#### Dataset content

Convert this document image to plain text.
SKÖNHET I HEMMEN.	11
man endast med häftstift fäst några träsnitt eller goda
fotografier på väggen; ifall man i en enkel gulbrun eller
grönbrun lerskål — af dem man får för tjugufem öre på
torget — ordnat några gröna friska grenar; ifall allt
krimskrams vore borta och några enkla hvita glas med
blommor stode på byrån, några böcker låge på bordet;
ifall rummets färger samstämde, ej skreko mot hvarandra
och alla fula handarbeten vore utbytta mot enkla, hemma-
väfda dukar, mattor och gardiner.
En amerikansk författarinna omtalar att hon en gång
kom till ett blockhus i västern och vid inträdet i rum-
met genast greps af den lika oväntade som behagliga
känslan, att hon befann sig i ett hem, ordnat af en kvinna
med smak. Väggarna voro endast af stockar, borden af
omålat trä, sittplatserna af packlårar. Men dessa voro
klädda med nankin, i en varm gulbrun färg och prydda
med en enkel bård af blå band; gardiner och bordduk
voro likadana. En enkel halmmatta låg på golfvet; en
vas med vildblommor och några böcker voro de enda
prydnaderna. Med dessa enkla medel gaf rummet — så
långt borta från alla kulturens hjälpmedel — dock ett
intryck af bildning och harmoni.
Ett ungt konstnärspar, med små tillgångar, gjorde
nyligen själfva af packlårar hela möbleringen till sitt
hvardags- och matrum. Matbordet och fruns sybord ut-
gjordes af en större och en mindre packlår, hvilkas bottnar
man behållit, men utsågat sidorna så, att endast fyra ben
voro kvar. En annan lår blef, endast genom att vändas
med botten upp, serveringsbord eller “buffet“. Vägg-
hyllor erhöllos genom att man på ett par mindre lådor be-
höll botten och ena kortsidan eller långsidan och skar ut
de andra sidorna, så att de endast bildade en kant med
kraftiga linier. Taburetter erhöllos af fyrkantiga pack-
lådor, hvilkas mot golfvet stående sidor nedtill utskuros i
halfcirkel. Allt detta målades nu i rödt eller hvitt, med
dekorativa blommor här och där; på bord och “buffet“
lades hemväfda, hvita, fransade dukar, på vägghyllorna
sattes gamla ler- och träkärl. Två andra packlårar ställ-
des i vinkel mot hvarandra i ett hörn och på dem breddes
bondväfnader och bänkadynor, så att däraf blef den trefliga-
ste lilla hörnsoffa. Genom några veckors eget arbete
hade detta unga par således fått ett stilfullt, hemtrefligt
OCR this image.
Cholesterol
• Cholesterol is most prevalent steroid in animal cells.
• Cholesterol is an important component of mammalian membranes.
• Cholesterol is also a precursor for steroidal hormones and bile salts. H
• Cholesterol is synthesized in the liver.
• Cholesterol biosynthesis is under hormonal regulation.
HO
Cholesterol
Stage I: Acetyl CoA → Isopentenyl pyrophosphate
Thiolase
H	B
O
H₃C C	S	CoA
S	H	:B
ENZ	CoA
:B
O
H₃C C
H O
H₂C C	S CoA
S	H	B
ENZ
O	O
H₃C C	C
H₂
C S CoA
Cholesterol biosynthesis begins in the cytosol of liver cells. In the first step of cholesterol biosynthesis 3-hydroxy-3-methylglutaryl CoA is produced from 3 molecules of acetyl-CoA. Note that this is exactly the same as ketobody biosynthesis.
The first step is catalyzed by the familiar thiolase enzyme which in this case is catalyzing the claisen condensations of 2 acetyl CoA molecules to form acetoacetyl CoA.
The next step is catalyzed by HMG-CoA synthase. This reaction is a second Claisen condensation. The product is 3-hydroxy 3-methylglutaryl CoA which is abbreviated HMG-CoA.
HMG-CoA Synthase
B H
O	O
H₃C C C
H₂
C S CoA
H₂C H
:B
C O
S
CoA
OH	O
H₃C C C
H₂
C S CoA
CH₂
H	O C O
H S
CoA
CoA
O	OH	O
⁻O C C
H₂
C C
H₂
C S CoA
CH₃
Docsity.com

########

• Problem details
Everything in the data above should be set down again precisely.

• Result
Convert this document image to plain text.
SKÖNHET I HEMMEN.	11
man endast med häftstift fäst några träsnitt eller goda
fotografier på väggen; ifall man i en enkel gulbrun eller
grönbrun lerskål — af dem man får för tjugufem öre på
torget — ordnat några gröna friska grenar; ifall allt
krimskrams vore borta och några enkla hvita glas med
blommor stode på byrån, några böcker låge på bordet;
ifall rummets färger samstämde, ej skreko mot hvarandra
och alla fula handarbeten vore utbytta mot enkla, hemma-
väfda dukar, mattor och gardiner.
En amerikansk författarinna omtalar att hon en gång
kom till ett blockhus i västern och vid inträdet i rum-
met genast greps af den lika oväntade som behagliga
känslan, att hon befann sig i ett hem, ordnat af en kvinna
med smak. Väggarna voro endast af stockar, borden af
omålat trä, sittplatserna af packlårar. Men dessa voro
klädda med nankin, i en varm gulbrun färg och prydda
med en enkel bård af blå band; gardiner och bordduk
voro likadana. En enkel halmmatta låg på golfvet; en
vas med vildblommor och några böcker voro de enda
prydnaderna. Med dessa enkla medel gaf rummet — så
långt borta från alla kulturens hjälpmedel — dock ett
intryck af bildning och harmoni.
Ett ungt konstnärspar, med små tillgångar, gjorde
nyligen själfva af packlårar hela möbleringen till sitt
hvardags- och matrum. Matbordet och fruns sybord ut-
gjordes af en större och en mindre packlår, hvilkas bottnar
man behållit, men utsågat sidorna så, att endast fyra ben
voro kvar. En annan lår blef, endast genom att vändas
med botten upp, serveringsbord eller “buffet“. Vägg-
hyllor erhöllos genom att man på ett par mindre lådor be-
höll botten och ena kortsidan eller långsidan och skar ut
de andra sidorna, så att de endast bildade en kant med
kraftiga linier. Taburetter erhöllos af fyrkantiga pack-
lådor, hvilkas mot golfvet stående sidor nedtill utskuros i
halfcirkel. Allt detta målades nu i rödt eller hvitt, med
dekorativa blommor här och där; på bord och “buffet“
lades hemväfda, hvita, fransade dukar, på vägghyllorna
sattes gamla ler- och träkärl. Två andra packlårar ställ-
des i vinkel mot hvarandra i ett hörn och på dem breddes
bondväfnader och bänkadynor, så att däraf blef den trefliga-
ste lilla hörnsoffa. Genom några veckors eget arbete
hade detta unga par således fått ett stilfullt, hemtrefligt
OCR this image.
Cholesterol
• Cholesterol is most prevalent steroid in animal cells.
• Cholesterol is an important component of mammalian membranes.
• Cholesterol is also a precursor for steroidal hormones and bile salts. H
• Cholesterol is synthesized in the liver.
• Cholesterol biosynthesis is under hormonal regulation.
HO
Cholesterol
Stage I: Acetyl CoA → Isopentenyl pyrophosphate
Thiolase
H	B
O
H₃C C	S	CoA
S	H	:B
ENZ	CoA
:B
O
H₃C C
H O
H₂C C	S CoA
S	H	B
ENZ
O	O
H₃C C	C
H₂
C S CoA
Cholesterol biosynthesis begins in the cytosol of liver cells. In the first step of cholesterol biosynthesis 3-hydroxy-3-methylglutaryl CoA is produced from 3 molecules of acetyl-CoA. Note that this is exactly the same as ketobody biosynthesis.
The first step is catalyzed by the familiar thiolase enzyme which in this case is catalyzing the claisen condensations of 2 acetyl CoA molecules to form acetoacetyl CoA.
The next step is catalyzed by HMG-CoA synthase. This reaction is a second Claisen condensation. The product is 3-hydroxy 3-methylglutaryl CoA which is abbreviated HMG-CoA.
HMG-CoA Synthase
B H
O	O
H₃C C C
H₂
C S CoA
H₂C H
:B
C O
S
CoA
OH	O
H₃C C C
H₂
C S CoA
CH₂
H	O C O
H S
CoA
CoA
O	OH	O
⁻O C C
H₂
C C
H₂
C S CoA
CH₃
Docsity.com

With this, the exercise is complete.